Exercise task: Quote the material exactly from the line that contains "Enumerate this screenshot's" through its last line. Any pictures are to be left out.

Records supplied:
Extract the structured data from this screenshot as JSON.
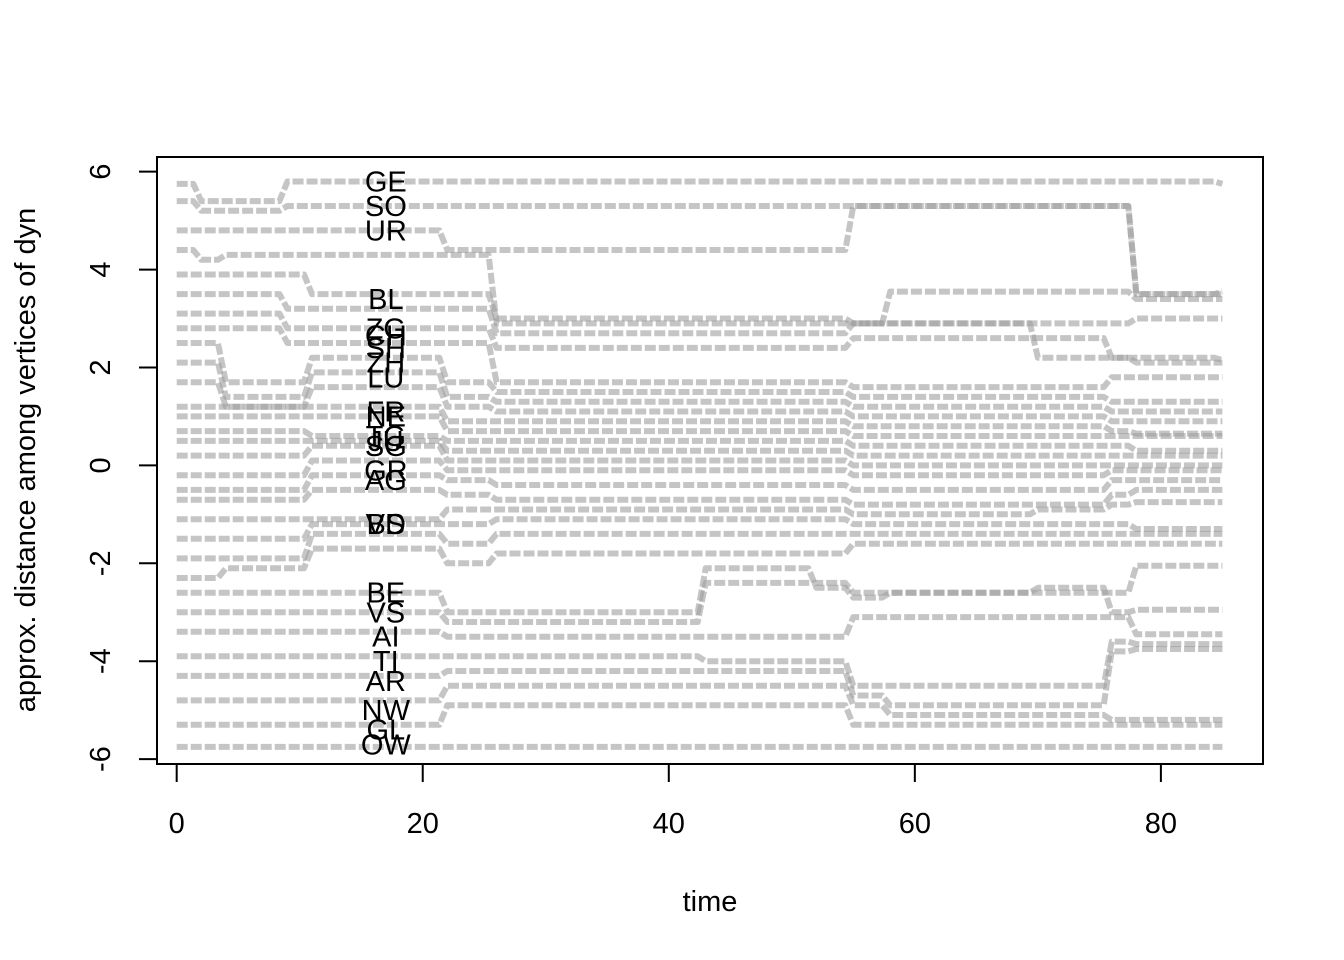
{
  "chart_data": {
    "type": "line",
    "title": "",
    "xlabel": "time",
    "ylabel": "approx. distance among vertices of dyn",
    "xlim": [
      -1.6,
      88.3
    ],
    "ylim": [
      -6.1,
      6.3
    ],
    "xticks": [
      "0",
      "20",
      "40",
      "60",
      "80"
    ],
    "yticks": [
      "-6",
      "-4",
      "-2",
      "0",
      "2",
      "4",
      "6"
    ],
    "grid": false,
    "legend": "none",
    "line_color": "#9e9e9e",
    "breakpoints": [
      0,
      2,
      4,
      9,
      11,
      20,
      22,
      26,
      28,
      41,
      43,
      52,
      54,
      55,
      58,
      68,
      70,
      74,
      76,
      78,
      85
    ],
    "vertex_labels": [
      {
        "text": "GE",
        "x": 17,
        "y": 5.8
      },
      {
        "text": "SO",
        "x": 17,
        "y": 5.3
      },
      {
        "text": "UR",
        "x": 17,
        "y": 4.8
      },
      {
        "text": "BL",
        "x": 17,
        "y": 3.4
      },
      {
        "text": "ZG",
        "x": 17,
        "y": 2.8
      },
      {
        "text": "CH",
        "x": 17,
        "y": 2.65
      },
      {
        "text": "SH",
        "x": 17,
        "y": 2.4
      },
      {
        "text": "ZH",
        "x": 17,
        "y": 2.1
      },
      {
        "text": "LU",
        "x": 17,
        "y": 1.8
      },
      {
        "text": "FR",
        "x": 17,
        "y": 1.1
      },
      {
        "text": "NE",
        "x": 17,
        "y": 1.0
      },
      {
        "text": "TG",
        "x": 17,
        "y": 0.6
      },
      {
        "text": "JU",
        "x": 17,
        "y": 0.5
      },
      {
        "text": "SG",
        "x": 17,
        "y": 0.4
      },
      {
        "text": "GR",
        "x": 17,
        "y": -0.1
      },
      {
        "text": "AG",
        "x": 17,
        "y": -0.3
      },
      {
        "text": "VD",
        "x": 17,
        "y": -1.2
      },
      {
        "text": "BS",
        "x": 17,
        "y": -1.2
      },
      {
        "text": "BE",
        "x": 17,
        "y": -2.6
      },
      {
        "text": "VS",
        "x": 17,
        "y": -3.0
      },
      {
        "text": "AI",
        "x": 17,
        "y": -3.5
      },
      {
        "text": "TI",
        "x": 17,
        "y": -4.0
      },
      {
        "text": "AR",
        "x": 17,
        "y": -4.4
      },
      {
        "text": "NW",
        "x": 17,
        "y": -5.0
      },
      {
        "text": "GL",
        "x": 17,
        "y": -5.4
      },
      {
        "text": "OW",
        "x": 17,
        "y": -5.7
      }
    ],
    "series": [
      {
        "values": [
          5.75,
          5.4,
          5.4,
          5.8,
          5.8,
          5.8,
          5.8,
          5.8,
          5.8,
          5.8,
          5.8,
          5.8,
          5.8,
          5.8,
          5.8,
          5.8,
          5.8,
          5.8,
          5.8,
          5.8,
          5.75
        ]
      },
      {
        "values": [
          5.4,
          5.2,
          5.2,
          5.3,
          5.3,
          5.3,
          5.3,
          5.3,
          5.3,
          5.3,
          5.3,
          5.3,
          5.3,
          5.3,
          5.3,
          5.3,
          5.3,
          5.3,
          5.3,
          3.5,
          3.5
        ]
      },
      {
        "values": [
          4.8,
          4.8,
          4.8,
          4.8,
          4.8,
          4.8,
          4.4,
          4.4,
          4.4,
          4.4,
          4.4,
          4.4,
          4.4,
          5.3,
          5.3,
          5.3,
          5.3,
          5.3,
          5.3,
          3.5,
          3.55
        ]
      },
      {
        "values": [
          4.4,
          4.2,
          4.3,
          4.3,
          4.3,
          4.3,
          4.3,
          2.9,
          2.9,
          2.9,
          2.9,
          2.9,
          2.9,
          2.9,
          3.55,
          3.55,
          3.55,
          3.55,
          3.55,
          3.4,
          3.4
        ]
      },
      {
        "values": [
          3.9,
          3.9,
          3.9,
          3.9,
          3.5,
          3.5,
          3.5,
          3.0,
          3.0,
          3.0,
          3.0,
          3.0,
          3.0,
          2.9,
          2.9,
          2.9,
          2.9,
          2.9,
          2.9,
          3.0,
          3.0
        ]
      },
      {
        "values": [
          3.5,
          3.5,
          3.5,
          3.2,
          3.2,
          3.2,
          3.2,
          2.7,
          2.7,
          2.7,
          2.7,
          2.7,
          2.7,
          2.9,
          2.9,
          2.9,
          2.2,
          2.2,
          2.2,
          2.2,
          2.15
        ]
      },
      {
        "values": [
          3.1,
          3.1,
          3.1,
          2.8,
          2.8,
          2.8,
          2.8,
          2.4,
          2.4,
          2.4,
          2.4,
          2.4,
          2.4,
          2.6,
          2.6,
          2.6,
          2.6,
          2.6,
          2.2,
          2.1,
          2.1
        ]
      },
      {
        "values": [
          2.8,
          2.8,
          2.8,
          2.5,
          2.5,
          2.5,
          2.5,
          1.7,
          1.7,
          1.7,
          1.7,
          1.7,
          1.7,
          1.6,
          1.6,
          1.6,
          1.6,
          1.6,
          1.8,
          1.8,
          1.8
        ]
      },
      {
        "values": [
          2.5,
          2.5,
          1.7,
          1.7,
          2.2,
          2.2,
          1.7,
          1.5,
          1.5,
          1.5,
          1.5,
          1.5,
          1.5,
          1.4,
          1.4,
          1.4,
          1.4,
          1.4,
          1.3,
          1.3,
          1.3
        ]
      },
      {
        "values": [
          2.1,
          2.1,
          1.4,
          1.4,
          1.9,
          1.9,
          1.4,
          1.3,
          1.3,
          1.3,
          1.3,
          1.3,
          1.3,
          1.2,
          1.2,
          1.2,
          1.2,
          1.2,
          1.1,
          1.1,
          1.1
        ]
      },
      {
        "values": [
          1.7,
          1.7,
          1.2,
          1.2,
          1.6,
          1.6,
          1.2,
          1.1,
          1.1,
          1.1,
          1.1,
          1.1,
          1.1,
          1.0,
          1.0,
          1.0,
          1.0,
          1.0,
          0.9,
          0.9,
          0.9
        ]
      },
      {
        "values": [
          1.2,
          1.2,
          1.2,
          1.2,
          1.2,
          1.2,
          0.9,
          0.9,
          0.9,
          0.9,
          0.9,
          0.9,
          0.9,
          0.8,
          0.8,
          0.8,
          0.8,
          0.8,
          0.7,
          0.65,
          0.65
        ]
      },
      {
        "values": [
          1.0,
          1.0,
          1.0,
          1.0,
          1.0,
          1.0,
          0.7,
          0.7,
          0.7,
          0.7,
          0.7,
          0.7,
          0.7,
          0.6,
          0.6,
          0.6,
          0.6,
          0.6,
          0.6,
          0.6,
          0.6
        ]
      },
      {
        "values": [
          0.7,
          0.7,
          0.7,
          0.7,
          0.6,
          0.6,
          0.5,
          0.5,
          0.5,
          0.5,
          0.5,
          0.5,
          0.5,
          0.4,
          0.4,
          0.4,
          0.4,
          0.4,
          0.4,
          0.3,
          0.3
        ]
      },
      {
        "values": [
          0.5,
          0.5,
          0.5,
          0.5,
          0.5,
          0.5,
          0.3,
          0.3,
          0.3,
          0.3,
          0.3,
          0.3,
          0.3,
          0.2,
          0.2,
          0.2,
          0.2,
          0.2,
          0.2,
          0.2,
          0.2
        ]
      },
      {
        "values": [
          0.2,
          0.2,
          0.2,
          0.2,
          0.4,
          0.4,
          0.1,
          0.1,
          0.1,
          0.1,
          0.1,
          0.1,
          0.1,
          0.0,
          0.0,
          0.0,
          0.0,
          0.0,
          0.0,
          0.0,
          0.0
        ]
      },
      {
        "values": [
          -0.2,
          -0.2,
          -0.2,
          -0.2,
          0.1,
          0.1,
          -0.1,
          -0.1,
          -0.1,
          -0.1,
          -0.1,
          -0.1,
          -0.1,
          -0.2,
          -0.2,
          -0.2,
          -0.2,
          -0.2,
          -0.1,
          -0.1,
          -0.1
        ]
      },
      {
        "values": [
          -0.5,
          -0.5,
          -0.5,
          -0.5,
          -0.2,
          -0.2,
          -0.3,
          -0.4,
          -0.4,
          -0.4,
          -0.4,
          -0.4,
          -0.4,
          -0.5,
          -0.5,
          -0.5,
          -0.5,
          -0.5,
          -0.3,
          -0.3,
          -0.3
        ]
      },
      {
        "values": [
          -0.7,
          -0.7,
          -0.7,
          -0.7,
          -0.5,
          -0.5,
          -0.6,
          -0.7,
          -0.7,
          -0.7,
          -0.7,
          -0.7,
          -0.7,
          -0.8,
          -0.8,
          -0.8,
          -0.8,
          -0.8,
          -0.6,
          -0.5,
          -0.5
        ]
      },
      {
        "values": [
          -1.1,
          -1.1,
          -1.1,
          -1.1,
          -1.1,
          -1.1,
          -0.9,
          -0.9,
          -0.9,
          -0.9,
          -0.9,
          -0.9,
          -0.9,
          -1.0,
          -1.0,
          -1.0,
          -0.9,
          -0.9,
          -0.8,
          -0.75,
          -0.75
        ]
      },
      {
        "values": [
          -1.5,
          -1.5,
          -1.5,
          -1.5,
          -1.2,
          -1.2,
          -1.2,
          -1.1,
          -1.1,
          -1.1,
          -1.1,
          -1.1,
          -1.1,
          -1.2,
          -1.2,
          -1.2,
          -1.2,
          -1.2,
          -1.2,
          -1.3,
          -1.3
        ]
      },
      {
        "values": [
          -1.9,
          -1.9,
          -1.9,
          -1.9,
          -1.4,
          -1.4,
          -1.6,
          -1.4,
          -1.4,
          -1.4,
          -1.4,
          -1.4,
          -1.4,
          -1.4,
          -1.4,
          -1.4,
          -1.4,
          -1.4,
          -1.4,
          -1.4,
          -1.4
        ]
      },
      {
        "values": [
          -2.3,
          -2.3,
          -2.1,
          -2.1,
          -1.7,
          -1.7,
          -2.0,
          -1.8,
          -1.8,
          -1.8,
          -1.8,
          -1.8,
          -1.8,
          -1.6,
          -1.6,
          -1.6,
          -1.6,
          -1.6,
          -1.6,
          -1.6,
          -1.6
        ]
      },
      {
        "values": [
          -2.6,
          -2.6,
          -2.6,
          -2.6,
          -2.6,
          -2.6,
          -3.0,
          -3.0,
          -3.0,
          -3.0,
          -2.1,
          -2.5,
          -2.5,
          -2.7,
          -2.6,
          -2.6,
          -2.6,
          -2.6,
          -2.6,
          -2.05,
          -2.05
        ]
      },
      {
        "values": [
          -3.0,
          -3.0,
          -3.0,
          -3.0,
          -3.0,
          -3.0,
          -3.2,
          -3.2,
          -3.2,
          -3.2,
          -2.4,
          -2.4,
          -2.4,
          -2.6,
          -2.6,
          -2.6,
          -2.5,
          -2.5,
          -3.0,
          -2.95,
          -2.95
        ]
      },
      {
        "values": [
          -3.4,
          -3.4,
          -3.4,
          -3.4,
          -3.4,
          -3.4,
          -3.5,
          -3.5,
          -3.5,
          -3.5,
          -3.5,
          -3.5,
          -3.5,
          -3.1,
          -3.1,
          -3.1,
          -3.1,
          -3.1,
          -3.1,
          -3.45,
          -3.45
        ]
      },
      {
        "values": [
          -3.9,
          -3.9,
          -3.9,
          -3.9,
          -3.9,
          -3.9,
          -3.9,
          -3.9,
          -3.9,
          -3.9,
          -4.0,
          -4.0,
          -4.0,
          -4.5,
          -4.5,
          -4.5,
          -4.5,
          -4.5,
          -3.6,
          -3.65,
          -3.65
        ]
      },
      {
        "values": [
          -4.3,
          -4.3,
          -4.3,
          -4.3,
          -4.3,
          -4.3,
          -4.2,
          -4.2,
          -4.2,
          -4.2,
          -4.2,
          -4.2,
          -4.2,
          -4.7,
          -4.9,
          -4.9,
          -4.9,
          -4.9,
          -3.8,
          -3.75,
          -3.75
        ]
      },
      {
        "values": [
          -4.8,
          -4.8,
          -4.8,
          -4.8,
          -4.8,
          -4.8,
          -4.5,
          -4.5,
          -4.5,
          -4.5,
          -4.5,
          -4.5,
          -4.5,
          -4.9,
          -5.1,
          -5.1,
          -5.1,
          -5.1,
          -5.2,
          -5.2,
          -5.2
        ]
      },
      {
        "values": [
          -5.3,
          -5.3,
          -5.3,
          -5.3,
          -5.3,
          -5.3,
          -4.9,
          -4.9,
          -4.9,
          -4.9,
          -4.9,
          -4.9,
          -4.9,
          -5.3,
          -5.3,
          -5.3,
          -5.3,
          -5.3,
          -5.3,
          -5.3,
          -5.3
        ]
      },
      {
        "values": [
          -5.75,
          -5.75,
          -5.75,
          -5.75,
          -5.75,
          -5.75,
          -5.75,
          -5.75,
          -5.75,
          -5.75,
          -5.75,
          -5.75,
          -5.75,
          -5.75,
          -5.75,
          -5.75,
          -5.75,
          -5.75,
          -5.75,
          -5.75,
          -5.75
        ]
      }
    ]
  }
}
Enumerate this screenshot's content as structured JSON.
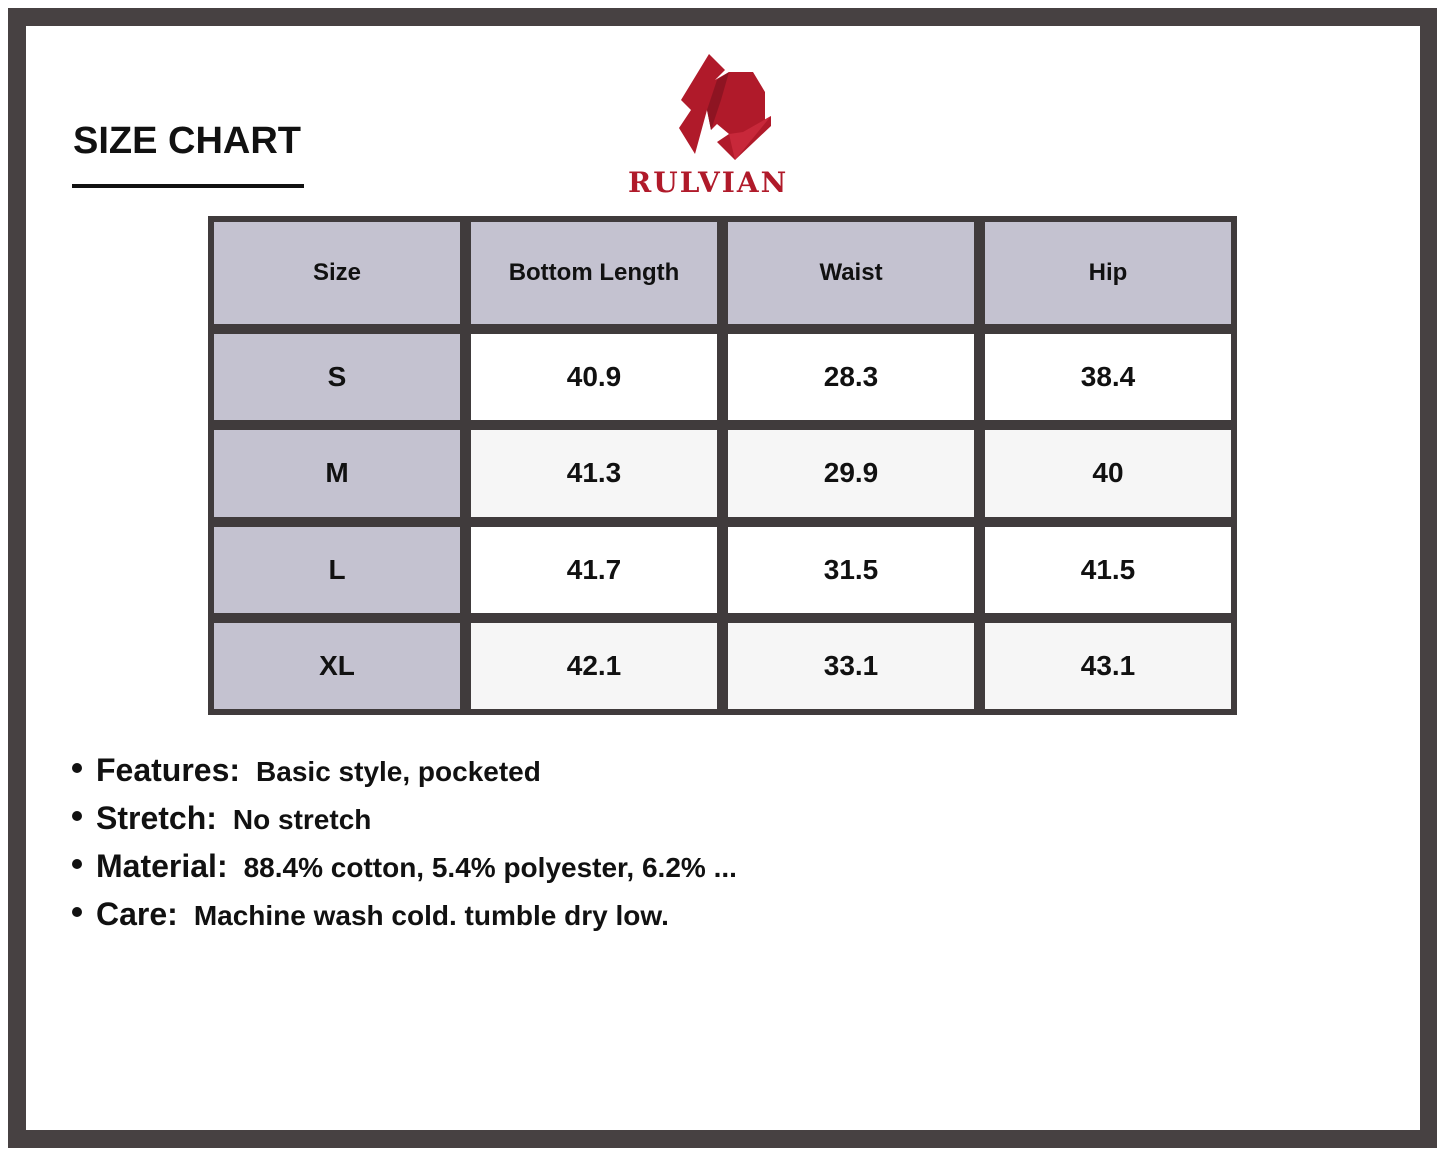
{
  "title": "SIZE CHART",
  "brand": {
    "name": "RULVIAN",
    "color": "#b01a2a",
    "logo_icon": "rulvian-r-logo"
  },
  "table": {
    "headers": [
      "Size",
      "Bottom Length",
      "Waist",
      "Hip"
    ],
    "rows": [
      [
        "S",
        "40.9",
        "28.3",
        "38.4"
      ],
      [
        "M",
        "41.3",
        "29.9",
        "40"
      ],
      [
        "L",
        "41.7",
        "31.5",
        "41.5"
      ],
      [
        "XL",
        "42.1",
        "33.1",
        "43.1"
      ]
    ]
  },
  "notes": [
    {
      "label": "Features:",
      "value": "Basic style, pocketed"
    },
    {
      "label": "Stretch:",
      "value": "No stretch"
    },
    {
      "label": "Material:",
      "value": "88.4% cotton, 5.4% polyester, 6.2% ..."
    },
    {
      "label": "Care:",
      "value": "Machine wash cold. tumble dry low."
    }
  ],
  "colors": {
    "frame": "#474142",
    "header_bg": "#c4c2d0",
    "grid": "#403b3c"
  }
}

Full response:
Enumerate this screenshot's content as structured JSON.
{
  "title": "SIZE CHART",
  "brand": {
    "name": "RULVIAN",
    "color": "#b01a2a",
    "logo_icon": "rulvian-r-logo"
  },
  "table": {
    "headers": [
      "Size",
      "Bottom Length",
      "Waist",
      "Hip"
    ],
    "rows": [
      [
        "S",
        "40.9",
        "28.3",
        "38.4"
      ],
      [
        "M",
        "41.3",
        "29.9",
        "40"
      ],
      [
        "L",
        "41.7",
        "31.5",
        "41.5"
      ],
      [
        "XL",
        "42.1",
        "33.1",
        "43.1"
      ]
    ]
  },
  "notes": [
    {
      "label": "Features:",
      "value": "Basic style, pocketed"
    },
    {
      "label": "Stretch:",
      "value": "No stretch"
    },
    {
      "label": "Material:",
      "value": "88.4% cotton, 5.4% polyester, 6.2% ..."
    },
    {
      "label": "Care:",
      "value": "Machine wash cold. tumble dry low."
    }
  ],
  "colors": {
    "frame": "#474142",
    "header_bg": "#c4c2d0",
    "grid": "#403b3c"
  }
}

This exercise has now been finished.